** Begin **

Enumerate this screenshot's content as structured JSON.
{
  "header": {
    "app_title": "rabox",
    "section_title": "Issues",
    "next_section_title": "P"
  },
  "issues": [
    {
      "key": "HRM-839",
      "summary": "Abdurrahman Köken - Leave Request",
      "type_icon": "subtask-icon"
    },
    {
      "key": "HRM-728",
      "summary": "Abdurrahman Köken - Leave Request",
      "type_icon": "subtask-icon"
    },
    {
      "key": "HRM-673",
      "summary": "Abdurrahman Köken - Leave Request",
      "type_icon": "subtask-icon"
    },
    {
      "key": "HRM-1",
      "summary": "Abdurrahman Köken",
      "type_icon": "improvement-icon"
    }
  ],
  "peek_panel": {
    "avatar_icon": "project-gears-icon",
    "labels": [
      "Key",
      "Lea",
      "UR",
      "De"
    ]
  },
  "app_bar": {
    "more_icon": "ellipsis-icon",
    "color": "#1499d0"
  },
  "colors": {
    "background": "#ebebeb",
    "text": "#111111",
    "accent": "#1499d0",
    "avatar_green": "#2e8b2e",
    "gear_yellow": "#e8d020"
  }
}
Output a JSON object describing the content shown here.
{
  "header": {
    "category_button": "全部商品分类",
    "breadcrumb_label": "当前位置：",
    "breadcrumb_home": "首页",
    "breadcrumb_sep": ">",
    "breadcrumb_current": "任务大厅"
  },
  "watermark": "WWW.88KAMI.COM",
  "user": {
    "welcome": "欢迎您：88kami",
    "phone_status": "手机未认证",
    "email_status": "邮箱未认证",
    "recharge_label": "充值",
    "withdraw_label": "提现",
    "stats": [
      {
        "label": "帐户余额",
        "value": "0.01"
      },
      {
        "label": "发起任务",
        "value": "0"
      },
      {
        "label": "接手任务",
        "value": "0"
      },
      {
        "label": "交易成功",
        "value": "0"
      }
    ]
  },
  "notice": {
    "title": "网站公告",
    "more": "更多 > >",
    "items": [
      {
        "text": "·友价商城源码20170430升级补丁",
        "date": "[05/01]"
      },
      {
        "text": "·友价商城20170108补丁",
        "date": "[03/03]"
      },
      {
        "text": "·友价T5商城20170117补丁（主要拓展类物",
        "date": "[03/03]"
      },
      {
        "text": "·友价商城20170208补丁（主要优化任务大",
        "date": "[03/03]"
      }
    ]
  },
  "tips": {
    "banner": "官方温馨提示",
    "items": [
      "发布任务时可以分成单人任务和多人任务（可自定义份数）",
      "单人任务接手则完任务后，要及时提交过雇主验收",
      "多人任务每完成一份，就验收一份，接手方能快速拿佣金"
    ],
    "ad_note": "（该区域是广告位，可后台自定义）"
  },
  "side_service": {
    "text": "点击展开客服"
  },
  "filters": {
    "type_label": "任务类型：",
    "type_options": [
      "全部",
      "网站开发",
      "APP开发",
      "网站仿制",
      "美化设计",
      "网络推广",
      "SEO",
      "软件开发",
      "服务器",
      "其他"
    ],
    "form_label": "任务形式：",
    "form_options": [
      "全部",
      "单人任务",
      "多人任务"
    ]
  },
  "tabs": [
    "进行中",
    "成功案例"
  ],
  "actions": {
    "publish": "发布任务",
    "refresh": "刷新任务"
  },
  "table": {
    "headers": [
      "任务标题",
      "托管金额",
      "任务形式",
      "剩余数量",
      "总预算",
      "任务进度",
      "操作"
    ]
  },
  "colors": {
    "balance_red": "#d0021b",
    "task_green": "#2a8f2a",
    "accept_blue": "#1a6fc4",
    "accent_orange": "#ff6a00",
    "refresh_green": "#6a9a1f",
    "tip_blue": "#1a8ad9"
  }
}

** End **

▸ DIRECTIVE:
Give all the records again. Match them exactly.

▸ RESULT OF THIS EXERCISE:
Enumerate this screenshot's content as structured JSON.
{
  "header": {
    "app_title": "rabox",
    "section_title": "Issues",
    "next_section_title": "P"
  },
  "issues": [
    {
      "key": "HRM-839",
      "summary": "Abdurrahman Köken - Leave Request",
      "type_icon": "subtask-icon"
    },
    {
      "key": "HRM-728",
      "summary": "Abdurrahman Köken - Leave Request",
      "type_icon": "subtask-icon"
    },
    {
      "key": "HRM-673",
      "summary": "Abdurrahman Köken - Leave Request",
      "type_icon": "subtask-icon"
    },
    {
      "key": "HRM-1",
      "summary": "Abdurrahman Köken",
      "type_icon": "improvement-icon"
    }
  ],
  "peek_panel": {
    "avatar_icon": "project-gears-icon",
    "labels": [
      "Key",
      "Lea",
      "UR",
      "De"
    ]
  },
  "app_bar": {
    "more_icon": "ellipsis-icon",
    "color": "#1499d0"
  },
  "colors": {
    "background": "#ebebeb",
    "text": "#111111",
    "accent": "#1499d0",
    "avatar_green": "#2e8b2e",
    "gear_yellow": "#e8d020"
  }
}
Output a JSON object describing the content shown here.
{
  "header": {
    "category_button": "全部商品分类",
    "breadcrumb_label": "当前位置：",
    "breadcrumb_home": "首页",
    "breadcrumb_sep": ">",
    "breadcrumb_current": "任务大厅"
  },
  "watermark": "WWW.88KAMI.COM",
  "user": {
    "welcome": "欢迎您：88kami",
    "phone_status": "手机未认证",
    "email_status": "邮箱未认证",
    "recharge_label": "充值",
    "withdraw_label": "提现",
    "stats": [
      {
        "label": "帐户余额",
        "value": "0.01"
      },
      {
        "label": "发起任务",
        "value": "0"
      },
      {
        "label": "接手任务",
        "value": "0"
      },
      {
        "label": "交易成功",
        "value": "0"
      }
    ]
  },
  "notice": {
    "title": "网站公告",
    "more": "更多 > >",
    "items": [
      {
        "text": "·友价商城源码20170430升级补丁",
        "date": "[05/01]"
      },
      {
        "text": "·友价商城20170108补丁",
        "date": "[03/03]"
      },
      {
        "text": "·友价T5商城20170117补丁（主要拓展类物",
        "date": "[03/03]"
      },
      {
        "text": "·友价商城20170208补丁（主要优化任务大",
        "date": "[03/03]"
      }
    ]
  },
  "tips": {
    "banner": "官方温馨提示",
    "items": [
      "发布任务时可以分成单人任务和多人任务（可自定义份数）",
      "单人任务接手则完任务后，要及时提交过雇主验收",
      "多人任务每完成一份，就验收一份，接手方能快速拿佣金"
    ],
    "ad_note": "（该区域是广告位，可后台自定义）"
  },
  "side_service": {
    "text": "点击展开客服"
  },
  "filters": {
    "type_label": "任务类型：",
    "type_options": [
      "全部",
      "网站开发",
      "APP开发",
      "网站仿制",
      "美化设计",
      "网络推广",
      "SEO",
      "软件开发",
      "服务器",
      "其他"
    ],
    "form_label": "任务形式：",
    "form_options": [
      "全部",
      "单人任务",
      "多人任务"
    ]
  },
  "tabs": [
    "进行中",
    "成功案例"
  ],
  "actions": {
    "publish": "发布任务",
    "refresh": "刷新任务"
  },
  "table": {
    "headers": [
      "任务标题",
      "托管金额",
      "任务形式",
      "剩余数量",
      "总预算",
      "任务进度",
      "操作"
    ]
  },
  "colors": {
    "balance_red": "#d0021b",
    "task_green": "#2a8f2a",
    "accept_blue": "#1a6fc4",
    "accent_orange": "#ff6a00",
    "refresh_green": "#6a9a1f",
    "tip_blue": "#1a8ad9"
  }
}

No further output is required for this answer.